Task: Render every entry exactly as it appears.

Data section:
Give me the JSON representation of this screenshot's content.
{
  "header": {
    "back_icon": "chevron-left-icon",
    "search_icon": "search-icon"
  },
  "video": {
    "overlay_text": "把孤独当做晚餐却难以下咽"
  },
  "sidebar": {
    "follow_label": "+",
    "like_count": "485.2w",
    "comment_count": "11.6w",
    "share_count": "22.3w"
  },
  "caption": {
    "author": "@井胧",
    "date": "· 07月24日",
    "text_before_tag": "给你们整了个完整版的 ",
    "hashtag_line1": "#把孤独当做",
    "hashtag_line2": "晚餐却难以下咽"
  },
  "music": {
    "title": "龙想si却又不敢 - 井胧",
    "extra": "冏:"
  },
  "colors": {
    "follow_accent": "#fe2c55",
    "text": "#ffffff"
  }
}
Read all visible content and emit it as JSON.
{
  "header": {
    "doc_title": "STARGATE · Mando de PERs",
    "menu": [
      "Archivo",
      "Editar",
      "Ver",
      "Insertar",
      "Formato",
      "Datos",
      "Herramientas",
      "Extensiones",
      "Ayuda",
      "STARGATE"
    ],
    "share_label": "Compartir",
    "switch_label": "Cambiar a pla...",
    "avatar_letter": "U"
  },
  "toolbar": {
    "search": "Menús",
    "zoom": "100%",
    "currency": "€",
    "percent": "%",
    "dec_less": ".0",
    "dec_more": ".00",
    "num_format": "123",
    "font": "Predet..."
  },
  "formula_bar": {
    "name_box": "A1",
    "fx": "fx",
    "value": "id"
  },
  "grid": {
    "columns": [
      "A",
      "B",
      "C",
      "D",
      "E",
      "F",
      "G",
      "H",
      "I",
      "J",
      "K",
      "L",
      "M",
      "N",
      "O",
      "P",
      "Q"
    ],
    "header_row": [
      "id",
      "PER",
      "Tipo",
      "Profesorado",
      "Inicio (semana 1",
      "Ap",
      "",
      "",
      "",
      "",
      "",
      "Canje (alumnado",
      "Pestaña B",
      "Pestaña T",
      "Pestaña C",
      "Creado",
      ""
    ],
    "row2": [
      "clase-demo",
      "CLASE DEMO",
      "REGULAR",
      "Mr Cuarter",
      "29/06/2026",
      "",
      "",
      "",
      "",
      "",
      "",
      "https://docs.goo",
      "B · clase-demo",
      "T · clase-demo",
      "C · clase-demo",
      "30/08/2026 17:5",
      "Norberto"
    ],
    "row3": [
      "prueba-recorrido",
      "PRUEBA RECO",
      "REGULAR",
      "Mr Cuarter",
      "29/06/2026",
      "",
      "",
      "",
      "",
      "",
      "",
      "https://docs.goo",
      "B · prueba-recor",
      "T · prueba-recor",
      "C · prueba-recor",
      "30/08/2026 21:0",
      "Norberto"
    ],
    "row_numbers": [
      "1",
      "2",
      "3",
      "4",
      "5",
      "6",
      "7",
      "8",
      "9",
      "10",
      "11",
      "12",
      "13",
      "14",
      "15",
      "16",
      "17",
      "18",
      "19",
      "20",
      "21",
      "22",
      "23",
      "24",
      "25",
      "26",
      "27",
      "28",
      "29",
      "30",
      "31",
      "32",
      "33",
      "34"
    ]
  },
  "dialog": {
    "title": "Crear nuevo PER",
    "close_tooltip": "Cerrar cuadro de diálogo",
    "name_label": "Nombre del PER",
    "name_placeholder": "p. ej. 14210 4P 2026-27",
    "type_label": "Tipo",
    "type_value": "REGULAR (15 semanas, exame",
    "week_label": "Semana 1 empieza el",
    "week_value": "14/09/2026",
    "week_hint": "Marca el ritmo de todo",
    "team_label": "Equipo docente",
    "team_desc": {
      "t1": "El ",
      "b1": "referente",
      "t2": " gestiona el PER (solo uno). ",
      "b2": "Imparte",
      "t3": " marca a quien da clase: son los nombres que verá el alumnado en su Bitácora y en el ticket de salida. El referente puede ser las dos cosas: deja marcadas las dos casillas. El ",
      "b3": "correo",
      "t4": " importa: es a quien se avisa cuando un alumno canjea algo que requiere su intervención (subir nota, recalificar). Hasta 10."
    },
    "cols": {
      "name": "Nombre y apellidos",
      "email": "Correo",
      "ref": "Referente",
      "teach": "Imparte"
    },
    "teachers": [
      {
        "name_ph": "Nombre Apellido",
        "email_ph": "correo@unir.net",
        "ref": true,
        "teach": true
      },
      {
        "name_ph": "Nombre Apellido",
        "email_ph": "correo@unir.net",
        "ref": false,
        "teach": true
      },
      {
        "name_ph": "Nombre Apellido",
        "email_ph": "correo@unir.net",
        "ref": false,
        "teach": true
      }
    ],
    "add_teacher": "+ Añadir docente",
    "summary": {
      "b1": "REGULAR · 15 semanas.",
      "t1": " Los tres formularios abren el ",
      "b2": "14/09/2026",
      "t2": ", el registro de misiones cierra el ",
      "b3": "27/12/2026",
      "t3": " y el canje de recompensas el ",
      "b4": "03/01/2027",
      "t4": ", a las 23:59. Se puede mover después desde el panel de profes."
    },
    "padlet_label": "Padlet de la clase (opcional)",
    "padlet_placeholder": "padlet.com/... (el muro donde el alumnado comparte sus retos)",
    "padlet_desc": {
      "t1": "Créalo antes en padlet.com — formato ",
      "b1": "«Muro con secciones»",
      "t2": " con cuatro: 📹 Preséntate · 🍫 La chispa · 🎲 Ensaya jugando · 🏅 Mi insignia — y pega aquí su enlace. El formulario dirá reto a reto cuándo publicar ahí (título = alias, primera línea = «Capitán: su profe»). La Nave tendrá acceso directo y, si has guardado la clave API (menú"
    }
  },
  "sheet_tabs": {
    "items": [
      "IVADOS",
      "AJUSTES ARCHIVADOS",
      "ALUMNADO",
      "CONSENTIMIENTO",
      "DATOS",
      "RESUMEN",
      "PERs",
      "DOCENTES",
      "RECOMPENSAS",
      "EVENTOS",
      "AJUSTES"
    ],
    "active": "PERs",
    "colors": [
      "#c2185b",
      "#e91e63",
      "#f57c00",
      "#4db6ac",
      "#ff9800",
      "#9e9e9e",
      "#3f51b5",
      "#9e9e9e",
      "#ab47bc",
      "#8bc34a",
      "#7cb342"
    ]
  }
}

Response for this exercise:
Give me the JSON representation of this screenshot's content.
{
  "header": {
    "back_icon": "chevron-left-icon",
    "search_icon": "search-icon"
  },
  "video": {
    "overlay_text": "把孤独当做晚餐却难以下咽"
  },
  "sidebar": {
    "follow_label": "+",
    "like_count": "485.2w",
    "comment_count": "11.6w",
    "share_count": "22.3w"
  },
  "caption": {
    "author": "@井胧",
    "date": "· 07月24日",
    "text_before_tag": "给你们整了个完整版的 ",
    "hashtag_line1": "#把孤独当做",
    "hashtag_line2": "晚餐却难以下咽"
  },
  "music": {
    "title": "龙想si却又不敢 - 井胧",
    "extra": "冏:"
  },
  "colors": {
    "follow_accent": "#fe2c55",
    "text": "#ffffff"
  }
}
Read all visible content and emit it as JSON.
{
  "header": {
    "doc_title": "STARGATE · Mando de PERs",
    "menu": [
      "Archivo",
      "Editar",
      "Ver",
      "Insertar",
      "Formato",
      "Datos",
      "Herramientas",
      "Extensiones",
      "Ayuda",
      "STARGATE"
    ],
    "share_label": "Compartir",
    "switch_label": "Cambiar a pla...",
    "avatar_letter": "U"
  },
  "toolbar": {
    "search": "Menús",
    "zoom": "100%",
    "currency": "€",
    "percent": "%",
    "dec_less": ".0",
    "dec_more": ".00",
    "num_format": "123",
    "font": "Predet..."
  },
  "formula_bar": {
    "name_box": "A1",
    "fx": "fx",
    "value": "id"
  },
  "grid": {
    "columns": [
      "A",
      "B",
      "C",
      "D",
      "E",
      "F",
      "G",
      "H",
      "I",
      "J",
      "K",
      "L",
      "M",
      "N",
      "O",
      "P",
      "Q"
    ],
    "header_row": [
      "id",
      "PER",
      "Tipo",
      "Profesorado",
      "Inicio (semana 1",
      "Ap",
      "",
      "",
      "",
      "",
      "",
      "Canje (alumnado",
      "Pestaña B",
      "Pestaña T",
      "Pestaña C",
      "Creado",
      ""
    ],
    "row2": [
      "clase-demo",
      "CLASE DEMO",
      "REGULAR",
      "Mr Cuarter",
      "29/06/2026",
      "",
      "",
      "",
      "",
      "",
      "",
      "https://docs.goo",
      "B · clase-demo",
      "T · clase-demo",
      "C · clase-demo",
      "30/08/2026 17:5",
      "Norberto"
    ],
    "row3": [
      "prueba-recorrido",
      "PRUEBA RECO",
      "REGULAR",
      "Mr Cuarter",
      "29/06/2026",
      "",
      "",
      "",
      "",
      "",
      "",
      "https://docs.goo",
      "B · prueba-recor",
      "T · prueba-recor",
      "C · prueba-recor",
      "30/08/2026 21:0",
      "Norberto"
    ],
    "row_numbers": [
      "1",
      "2",
      "3",
      "4",
      "5",
      "6",
      "7",
      "8",
      "9",
      "10",
      "11",
      "12",
      "13",
      "14",
      "15",
      "16",
      "17",
      "18",
      "19",
      "20",
      "21",
      "22",
      "23",
      "24",
      "25",
      "26",
      "27",
      "28",
      "29",
      "30",
      "31",
      "32",
      "33",
      "34"
    ]
  },
  "dialog": {
    "title": "Crear nuevo PER",
    "close_tooltip": "Cerrar cuadro de diálogo",
    "name_label": "Nombre del PER",
    "name_placeholder": "p. ej. 14210 4P 2026-27",
    "type_label": "Tipo",
    "type_value": "REGULAR (15 semanas, exame",
    "week_label": "Semana 1 empieza el",
    "week_value": "14/09/2026",
    "week_hint": "Marca el ritmo de todo",
    "team_label": "Equipo docente",
    "team_desc": {
      "t1": "El ",
      "b1": "referente",
      "t2": " gestiona el PER (solo uno). ",
      "b2": "Imparte",
      "t3": " marca a quien da clase: son los nombres que verá el alumnado en su Bitácora y en el ticket de salida. El referente puede ser las dos cosas: deja marcadas las dos casillas. El ",
      "b3": "correo",
      "t4": " importa: es a quien se avisa cuando un alumno canjea algo que requiere su intervención (subir nota, recalificar). Hasta 10."
    },
    "cols": {
      "name": "Nombre y apellidos",
      "email": "Correo",
      "ref": "Referente",
      "teach": "Imparte"
    },
    "teachers": [
      {
        "name_ph": "Nombre Apellido",
        "email_ph": "correo@unir.net",
        "ref": true,
        "teach": true
      },
      {
        "name_ph": "Nombre Apellido",
        "email_ph": "correo@unir.net",
        "ref": false,
        "teach": true
      },
      {
        "name_ph": "Nombre Apellido",
        "email_ph": "correo@unir.net",
        "ref": false,
        "teach": true
      }
    ],
    "add_teacher": "+ Añadir docente",
    "summary": {
      "b1": "REGULAR · 15 semanas.",
      "t1": " Los tres formularios abren el ",
      "b2": "14/09/2026",
      "t2": ", el registro de misiones cierra el ",
      "b3": "27/12/2026",
      "t3": " y el canje de recompensas el ",
      "b4": "03/01/2027",
      "t4": ", a las 23:59. Se puede mover después desde el panel de profes."
    },
    "padlet_label": "Padlet de la clase (opcional)",
    "padlet_placeholder": "padlet.com/... (el muro donde el alumnado comparte sus retos)",
    "padlet_desc": {
      "t1": "Créalo antes en padlet.com — formato ",
      "b1": "«Muro con secciones»",
      "t2": " con cuatro: 📹 Preséntate · 🍫 La chispa · 🎲 Ensaya jugando · 🏅 Mi insignia — y pega aquí su enlace. El formulario dirá reto a reto cuándo publicar ahí (título = alias, primera línea = «Capitán: su profe»). La Nave tendrá acceso directo y, si has guardado la clave API (menú"
    }
  },
  "sheet_tabs": {
    "items": [
      "IVADOS",
      "AJUSTES ARCHIVADOS",
      "ALUMNADO",
      "CONSENTIMIENTO",
      "DATOS",
      "RESUMEN",
      "PERs",
      "DOCENTES",
      "RECOMPENSAS",
      "EVENTOS",
      "AJUSTES"
    ],
    "active": "PERs",
    "colors": [
      "#c2185b",
      "#e91e63",
      "#f57c00",
      "#4db6ac",
      "#ff9800",
      "#9e9e9e",
      "#3f51b5",
      "#9e9e9e",
      "#ab47bc",
      "#8bc34a",
      "#7cb342"
    ]
  }
}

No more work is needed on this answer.